(Figure record listings)
+-------+
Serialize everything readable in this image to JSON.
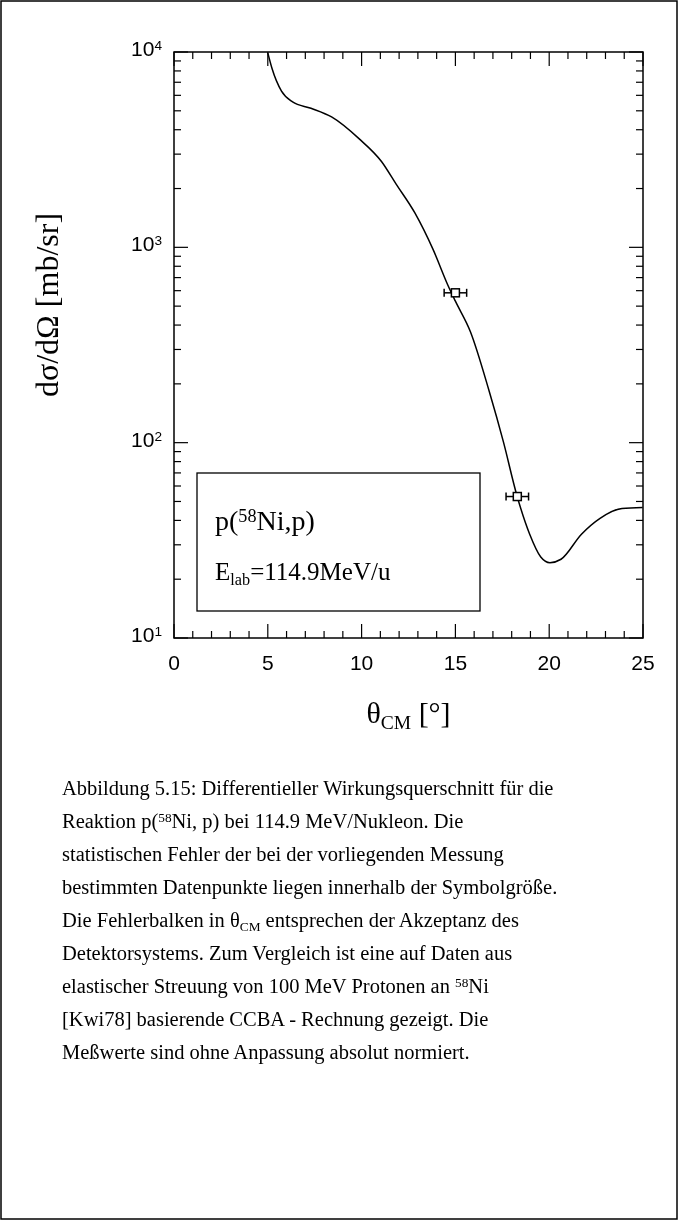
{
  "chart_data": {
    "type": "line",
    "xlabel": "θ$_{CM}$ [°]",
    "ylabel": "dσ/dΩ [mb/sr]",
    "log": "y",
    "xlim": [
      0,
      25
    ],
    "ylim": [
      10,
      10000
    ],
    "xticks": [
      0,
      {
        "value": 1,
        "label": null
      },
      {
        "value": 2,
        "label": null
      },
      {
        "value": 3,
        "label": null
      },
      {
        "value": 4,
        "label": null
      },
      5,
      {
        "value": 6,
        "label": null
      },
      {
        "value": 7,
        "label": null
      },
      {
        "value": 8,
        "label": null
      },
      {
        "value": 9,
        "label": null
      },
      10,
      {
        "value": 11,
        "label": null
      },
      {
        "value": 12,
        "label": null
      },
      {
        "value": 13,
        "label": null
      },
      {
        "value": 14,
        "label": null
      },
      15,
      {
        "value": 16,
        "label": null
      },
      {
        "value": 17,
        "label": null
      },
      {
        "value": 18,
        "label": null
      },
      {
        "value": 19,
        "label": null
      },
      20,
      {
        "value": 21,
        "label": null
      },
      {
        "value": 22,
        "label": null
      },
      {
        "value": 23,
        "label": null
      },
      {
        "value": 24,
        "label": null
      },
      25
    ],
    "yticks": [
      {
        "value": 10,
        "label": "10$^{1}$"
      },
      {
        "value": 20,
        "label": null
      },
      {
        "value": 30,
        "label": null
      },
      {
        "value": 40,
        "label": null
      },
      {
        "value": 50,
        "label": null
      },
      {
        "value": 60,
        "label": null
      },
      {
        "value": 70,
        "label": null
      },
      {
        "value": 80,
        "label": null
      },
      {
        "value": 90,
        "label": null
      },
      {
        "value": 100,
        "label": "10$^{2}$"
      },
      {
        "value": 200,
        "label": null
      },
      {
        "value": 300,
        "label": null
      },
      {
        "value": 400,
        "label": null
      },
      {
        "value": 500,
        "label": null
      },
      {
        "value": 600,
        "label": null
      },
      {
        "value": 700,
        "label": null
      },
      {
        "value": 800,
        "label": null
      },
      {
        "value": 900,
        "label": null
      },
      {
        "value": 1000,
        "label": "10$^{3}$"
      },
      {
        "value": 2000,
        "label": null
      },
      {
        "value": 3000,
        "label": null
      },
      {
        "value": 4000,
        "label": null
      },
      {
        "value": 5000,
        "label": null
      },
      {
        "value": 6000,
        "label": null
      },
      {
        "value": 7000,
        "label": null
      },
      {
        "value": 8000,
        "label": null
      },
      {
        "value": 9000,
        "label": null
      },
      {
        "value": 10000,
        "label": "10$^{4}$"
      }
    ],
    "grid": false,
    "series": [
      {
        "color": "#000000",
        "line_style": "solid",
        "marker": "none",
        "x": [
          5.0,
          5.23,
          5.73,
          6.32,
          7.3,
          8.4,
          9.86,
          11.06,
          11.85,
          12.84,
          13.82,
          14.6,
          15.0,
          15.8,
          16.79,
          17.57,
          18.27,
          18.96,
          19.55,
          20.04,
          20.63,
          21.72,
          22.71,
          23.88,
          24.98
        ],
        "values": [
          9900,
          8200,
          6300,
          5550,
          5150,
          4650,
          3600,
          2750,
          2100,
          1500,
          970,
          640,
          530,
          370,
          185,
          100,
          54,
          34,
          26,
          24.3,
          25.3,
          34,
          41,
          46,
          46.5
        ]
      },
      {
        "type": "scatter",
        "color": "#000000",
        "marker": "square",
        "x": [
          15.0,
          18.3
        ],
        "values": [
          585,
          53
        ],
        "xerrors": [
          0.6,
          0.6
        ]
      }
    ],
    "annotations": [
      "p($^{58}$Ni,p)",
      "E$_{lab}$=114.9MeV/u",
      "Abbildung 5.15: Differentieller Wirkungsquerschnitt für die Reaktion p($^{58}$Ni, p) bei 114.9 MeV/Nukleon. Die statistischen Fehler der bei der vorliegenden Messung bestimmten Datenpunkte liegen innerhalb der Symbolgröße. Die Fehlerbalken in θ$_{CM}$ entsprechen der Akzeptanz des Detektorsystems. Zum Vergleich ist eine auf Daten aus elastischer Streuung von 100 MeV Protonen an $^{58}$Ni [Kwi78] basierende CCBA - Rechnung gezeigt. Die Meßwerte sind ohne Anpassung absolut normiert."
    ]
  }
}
+-------+
## DIRECTIONS
Without the images, write out each line of the data verbatim.

## SOLUTION TO THE PROBLEM
Serialize everything readable in this image to JSON.
{
  "chart_data": {
    "type": "line",
    "xlabel": "θ$_{CM}$ [°]",
    "ylabel": "dσ/dΩ [mb/sr]",
    "log": "y",
    "xlim": [
      0,
      25
    ],
    "ylim": [
      10,
      10000
    ],
    "xticks": [
      0,
      {
        "value": 1,
        "label": null
      },
      {
        "value": 2,
        "label": null
      },
      {
        "value": 3,
        "label": null
      },
      {
        "value": 4,
        "label": null
      },
      5,
      {
        "value": 6,
        "label": null
      },
      {
        "value": 7,
        "label": null
      },
      {
        "value": 8,
        "label": null
      },
      {
        "value": 9,
        "label": null
      },
      10,
      {
        "value": 11,
        "label": null
      },
      {
        "value": 12,
        "label": null
      },
      {
        "value": 13,
        "label": null
      },
      {
        "value": 14,
        "label": null
      },
      15,
      {
        "value": 16,
        "label": null
      },
      {
        "value": 17,
        "label": null
      },
      {
        "value": 18,
        "label": null
      },
      {
        "value": 19,
        "label": null
      },
      20,
      {
        "value": 21,
        "label": null
      },
      {
        "value": 22,
        "label": null
      },
      {
        "value": 23,
        "label": null
      },
      {
        "value": 24,
        "label": null
      },
      25
    ],
    "yticks": [
      {
        "value": 10,
        "label": "10$^{1}$"
      },
      {
        "value": 20,
        "label": null
      },
      {
        "value": 30,
        "label": null
      },
      {
        "value": 40,
        "label": null
      },
      {
        "value": 50,
        "label": null
      },
      {
        "value": 60,
        "label": null
      },
      {
        "value": 70,
        "label": null
      },
      {
        "value": 80,
        "label": null
      },
      {
        "value": 90,
        "label": null
      },
      {
        "value": 100,
        "label": "10$^{2}$"
      },
      {
        "value": 200,
        "label": null
      },
      {
        "value": 300,
        "label": null
      },
      {
        "value": 400,
        "label": null
      },
      {
        "value": 500,
        "label": null
      },
      {
        "value": 600,
        "label": null
      },
      {
        "value": 700,
        "label": null
      },
      {
        "value": 800,
        "label": null
      },
      {
        "value": 900,
        "label": null
      },
      {
        "value": 1000,
        "label": "10$^{3}$"
      },
      {
        "value": 2000,
        "label": null
      },
      {
        "value": 3000,
        "label": null
      },
      {
        "value": 4000,
        "label": null
      },
      {
        "value": 5000,
        "label": null
      },
      {
        "value": 6000,
        "label": null
      },
      {
        "value": 7000,
        "label": null
      },
      {
        "value": 8000,
        "label": null
      },
      {
        "value": 9000,
        "label": null
      },
      {
        "value": 10000,
        "label": "10$^{4}$"
      }
    ],
    "grid": false,
    "series": [
      {
        "color": "#000000",
        "line_style": "solid",
        "marker": "none",
        "x": [
          5.0,
          5.23,
          5.73,
          6.32,
          7.3,
          8.4,
          9.86,
          11.06,
          11.85,
          12.84,
          13.82,
          14.6,
          15.0,
          15.8,
          16.79,
          17.57,
          18.27,
          18.96,
          19.55,
          20.04,
          20.63,
          21.72,
          22.71,
          23.88,
          24.98
        ],
        "values": [
          9900,
          8200,
          6300,
          5550,
          5150,
          4650,
          3600,
          2750,
          2100,
          1500,
          970,
          640,
          530,
          370,
          185,
          100,
          54,
          34,
          26,
          24.3,
          25.3,
          34,
          41,
          46,
          46.5
        ]
      },
      {
        "type": "scatter",
        "color": "#000000",
        "marker": "square",
        "x": [
          15.0,
          18.3
        ],
        "values": [
          585,
          53
        ],
        "xerrors": [
          0.6,
          0.6
        ]
      }
    ],
    "annotations": [
      "p($^{58}$Ni,p)",
      "E$_{lab}$=114.9MeV/u",
      "Abbildung 5.15: Differentieller Wirkungsquerschnitt für die Reaktion p($^{58}$Ni, p) bei 114.9 MeV/Nukleon. Die statistischen Fehler der bei der vorliegenden Messung bestimmten Datenpunkte liegen innerhalb der Symbolgröße. Die Fehlerbalken in θ$_{CM}$ entsprechen der Akzeptanz des Detektorsystems. Zum Vergleich ist eine auf Daten aus elastischer Streuung von 100 MeV Protonen an $^{58}$Ni [Kwi78] basierende CCBA - Rechnung gezeigt. Die Meßwerte sind ohne Anpassung absolut normiert."
    ]
  }
}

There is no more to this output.